__Problem description__. Tally the lines containing the word "established" and give the total alone.

__Dataset items__.

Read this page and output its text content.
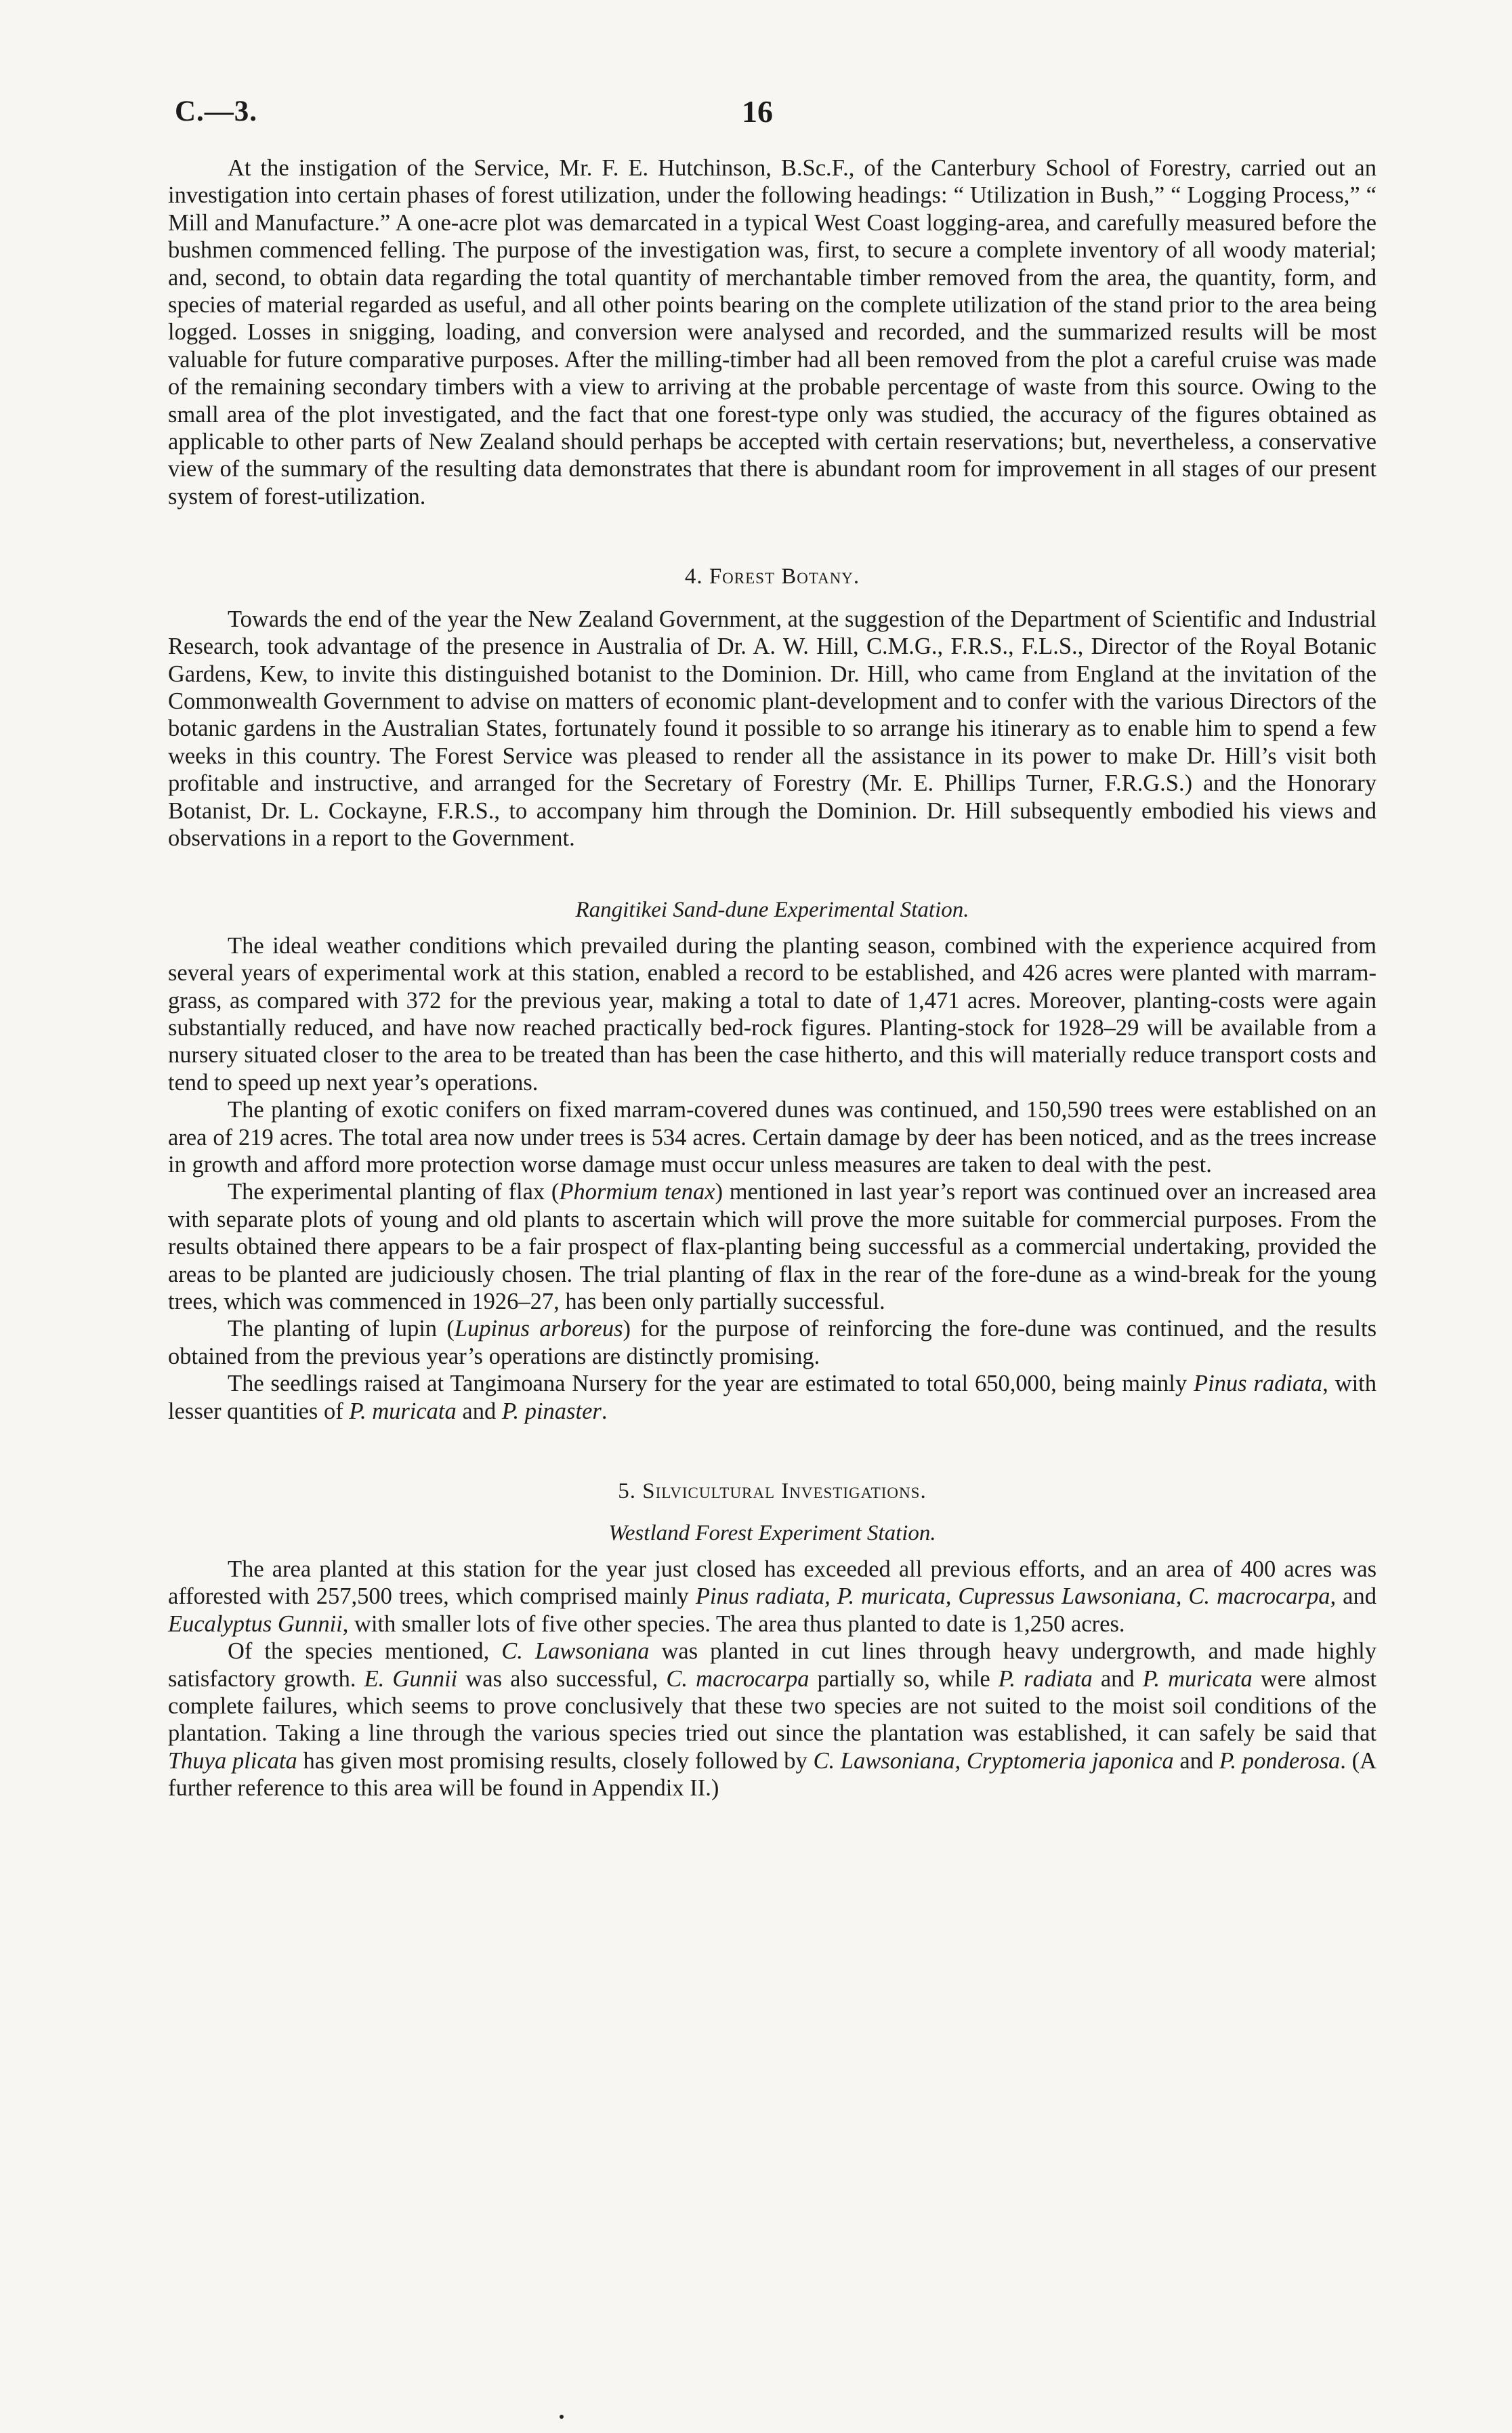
C.—3.	16

At the instigation of the Service, Mr. F. E. Hutchinson, B.Sc.F., of the Canterbury School of Forestry, carried out an investigation into certain phases of forest utilization, under the following headings: “ Utilization in Bush,” “ Logging Process,” “ Mill and Manufacture.” A one-acre plot was demarcated in a typical West Coast logging-area, and carefully measured before the bushmen commenced felling. The purpose of the investigation was, first, to secure a complete inventory of all woody material; and, second, to obtain data regarding the total quantity of merchantable timber removed from the area, the quantity, form, and species of material regarded as useful, and all other points bearing on the complete utilization of the stand prior to the area being logged. Losses in snigging, loading, and conversion were analysed and recorded, and the summarized results will be most valuable for future comparative purposes. After the milling-timber had all been removed from the plot a careful cruise was made of the remaining secondary timbers with a view to arriving at the probable percentage of waste from this source. Owing to the small area of the plot investigated, and the fact that one forest-type only was studied, the accuracy of the figures obtained as applicable to other parts of New Zealand should perhaps be accepted with certain reservations; but, nevertheless, a conservative view of the summary of the resulting data demonstrates that there is abundant room for improvement in all stages of our present system of forest-utilization.

4. Forest Botany.

Towards the end of the year the New Zealand Government, at the suggestion of the Department of Scientific and Industrial Research, took advantage of the presence in Australia of Dr. A. W. Hill, C.M.G., F.R.S., F.L.S., Director of the Royal Botanic Gardens, Kew, to invite this distinguished botanist to the Dominion. Dr. Hill, who came from England at the invitation of the Commonwealth Government to advise on matters of economic plant-development and to confer with the various Directors of the botanic gardens in the Australian States, fortunately found it possible to so arrange his itinerary as to enable him to spend a few weeks in this country. The Forest Service was pleased to render all the assistance in its power to make Dr. Hill’s visit both profitable and instructive, and arranged for the Secretary of Forestry (Mr. E. Phillips Turner, F.R.G.S.) and the Honorary Botanist, Dr. L. Cockayne, F.R.S., to accompany him through the Dominion. Dr. Hill subsequently embodied his views and observations in a report to the Government.

Rangitikei Sand-dune Experimental Station.

The ideal weather conditions which prevailed during the planting season, combined with the experience acquired from several years of experimental work at this station, enabled a record to be established, and 426 acres were planted with marram-grass, as compared with 372 for the previous year, making a total to date of 1,471 acres. Moreover, planting-costs were again substantially reduced, and have now reached practically bed-rock figures. Planting-stock for 1928–29 will be available from a nursery situated closer to the area to be treated than has been the case hitherto, and this will materially reduce transport costs and tend to speed up next year’s operations.

The planting of exotic conifers on fixed marram-covered dunes was continued, and 150,590 trees were established on an area of 219 acres. The total area now under trees is 534 acres. Certain damage by deer has been noticed, and as the trees increase in growth and afford more protection worse damage must occur unless measures are taken to deal with the pest.

The experimental planting of flax (Phormium tenax) mentioned in last year’s report was continued over an increased area with separate plots of young and old plants to ascertain which will prove the more suitable for commercial purposes. From the results obtained there appears to be a fair prospect of flax-planting being successful as a commercial undertaking, provided the areas to be planted are judiciously chosen. The trial planting of flax in the rear of the fore-dune as a wind-break for the young trees, which was commenced in 1926–27, has been only partially successful.

The planting of lupin (Lupinus arboreus) for the purpose of reinforcing the fore-dune was continued, and the results obtained from the previous year’s operations are distinctly promising.

The seedlings raised at Tangimoana Nursery for the year are estimated to total 650,000, being mainly Pinus radiata, with lesser quantities of P. muricata and P. pinaster.

5. Silvicultural Investigations.
Westland Forest Experiment Station.

The area planted at this station for the year just closed has exceeded all previous efforts, and an area of 400 acres was afforested with 257,500 trees, which comprised mainly Pinus radiata, P. muricata, Cupressus Lawsoniana, C. macrocarpa, and Eucalyptus Gunnii, with smaller lots of five other species. The area thus planted to date is 1,250 acres.

Of the species mentioned, C. Lawsoniana was planted in cut lines through heavy undergrowth, and made highly satisfactory growth. E. Gunnii was also successful, C. macrocarpa partially so, while P. radiata and P. muricata were almost complete failures, which seems to prove conclusively that these two species are not suited to the moist soil conditions of the plantation. Taking a line through the various species tried out since the plantation was established, it can safely be said that Thuya plicata has given most promising results, closely followed by C. Lawsoniana, Cryptomeria japonica and P. ponderosa. (A further reference to this area will be found in Appendix II.)
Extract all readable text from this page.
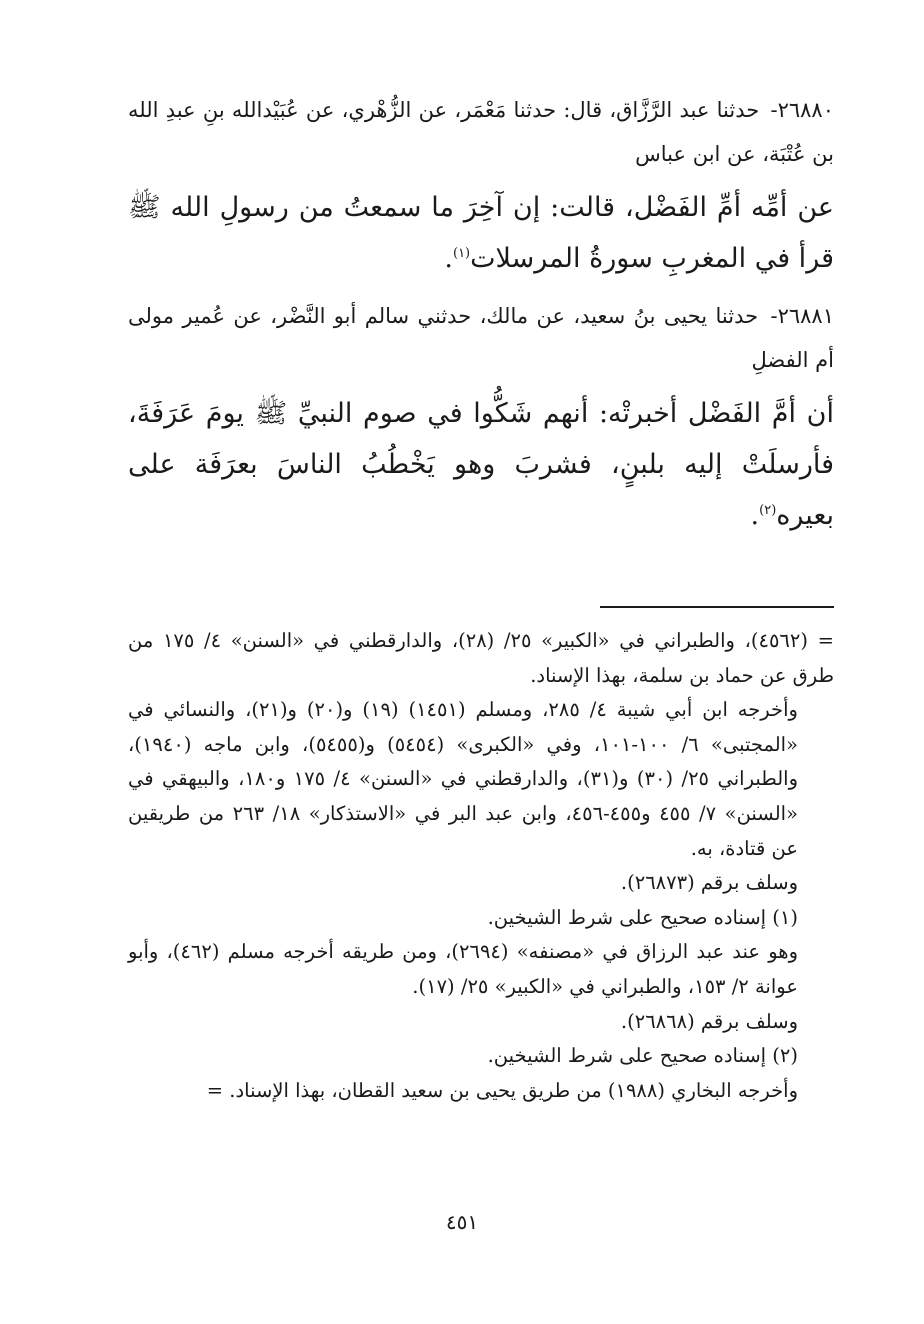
٢٦٨٨٠- حدثنا عبد الرَّزَّاق، قال: حدثنا مَعْمَر، عن الزُّهْري، عن عُبَيْدالله بنِ عبدِ الله بن عُتْبَة، عن ابن عباس

عن أمِّه أمِّ الفَضْل، قالت: إن آخِرَ ما سمعتُ من رسولِ الله ﷺ قرأ في المغربِ سورةُ المرسلات$^{(١)}$.

٢٦٨٨١- حدثنا يحيى بنُ سعيد، عن مالك، حدثني سالم أبو النَّضْر، عن عُمير مولى أم الفضلِ

أن أمَّ الفَضْل أخبرتْه: أنهم شَكُّوا في صوم النبيِّ ﷺ يومَ عَرَفَةَ، فأرسلَتْ إليه بلبنٍ، فشربَ وهو يَخْطُبُ الناسَ بعرَفَة على بعيره$^{(٢)}$.

= (٤٥٦٢)، والطبراني في «الكبير» ٢٥/ (٢٨)، والدارقطني في «السنن» ٤/ ١٧٥ من طرق عن حماد بن سلمة، بهذا الإسناد.

وأخرجه ابن أبي شيبة ٤/ ٢٨٥، ومسلم (١٤٥١) (١٩) و(٢٠) و(٢١)، والنسائي في «المجتبى» ٦/ ١٠٠-١٠١، وفي «الكبرى» (٥٤٥٤) و(٥٤٥٥)، وابن ماجه (١٩٤٠)، والطبراني ٢٥/ (٣٠) و(٣١)، والدارقطني في «السنن» ٤/ ١٧٥ و١٨٠، والبيهقي في «السنن» ٧/ ٤٥٥ و٤٥٥-٤٥٦، وابن عبد البر في «الاستذكار» ١٨/ ٢٦٣ من طريقين عن قتادة، به.

وسلف برقم (٢٦٨٧٣).

(١) إسناده صحيح على شرط الشيخين.

وهو عند عبد الرزاق في «مصنفه» (٢٦٩٤)، ومن طريقه أخرجه مسلم (٤٦٢)، وأبو عوانة ٢/ ١٥٣، والطبراني في «الكبير» ٢٥/ (١٧).

وسلف برقم (٢٦٨٦٨).

(٢) إسناده صحيح على شرط الشيخين.

وأخرجه البخاري (١٩٨٨) من طريق يحيى بن سعيد القطان، بهذا الإسناد. =

٤٥١
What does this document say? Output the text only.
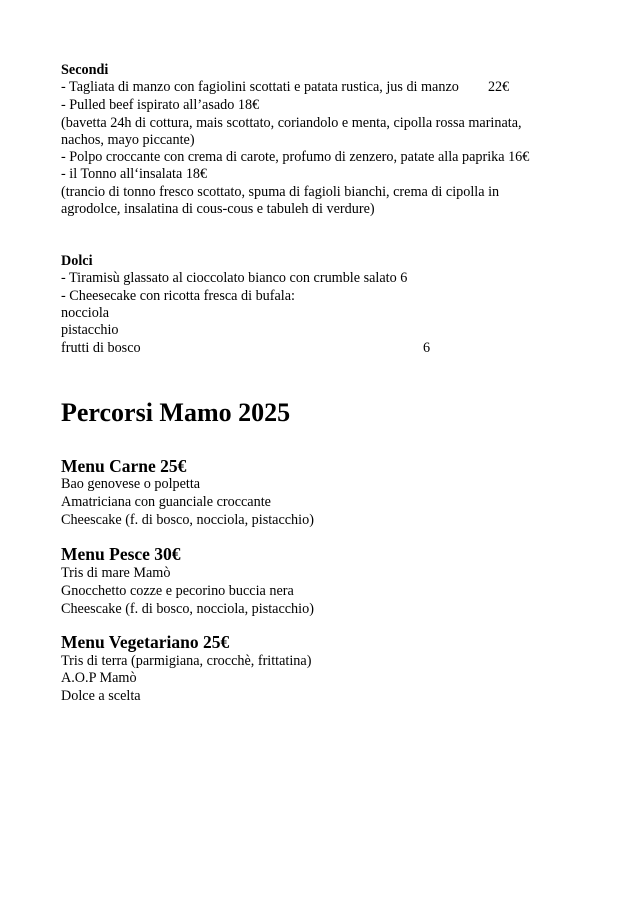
Secondi
- Tagliata di manzo con fagiolini scottati e patata rustica, jus di manzo 22€
- Pulled beef ispirato all’asado 18€
(bavetta 24h di cottura, mais scottato, coriandolo e menta, cipolla rossa marinata,
nachos, mayo piccante)
- Polpo croccante con crema di carote, profumo di zenzero, patate alla paprika 16€
- il Tonno all‘insalata 18€
(trancio di tonno fresco scottato, spuma di fagioli bianchi, crema di cipolla in
agrodolce, insalatina di cous-cous e tabuleh di verdure)
Dolci
- Tiramisù glassato al cioccolato bianco con crumble salato 6
- Cheesecake con ricotta fresca di bufala:
nocciola
pistacchio
frutti di bosco	6
Percorsi Mamo 2025
Menu Carne 25€
Bao genovese o polpetta
Amatriciana con guanciale croccante
Cheescake (f. di bosco, nocciola, pistacchio)
Menu Pesce 30€
Tris di mare Mamò
Gnocchetto cozze e pecorino buccia nera
Cheescake (f. di bosco, nocciola, pistacchio)
Menu Vegetariano 25€
Tris di terra (parmigiana, crocchè, frittatina)
A.O.P Mamò
Dolce a scelta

__Output of the task__. 3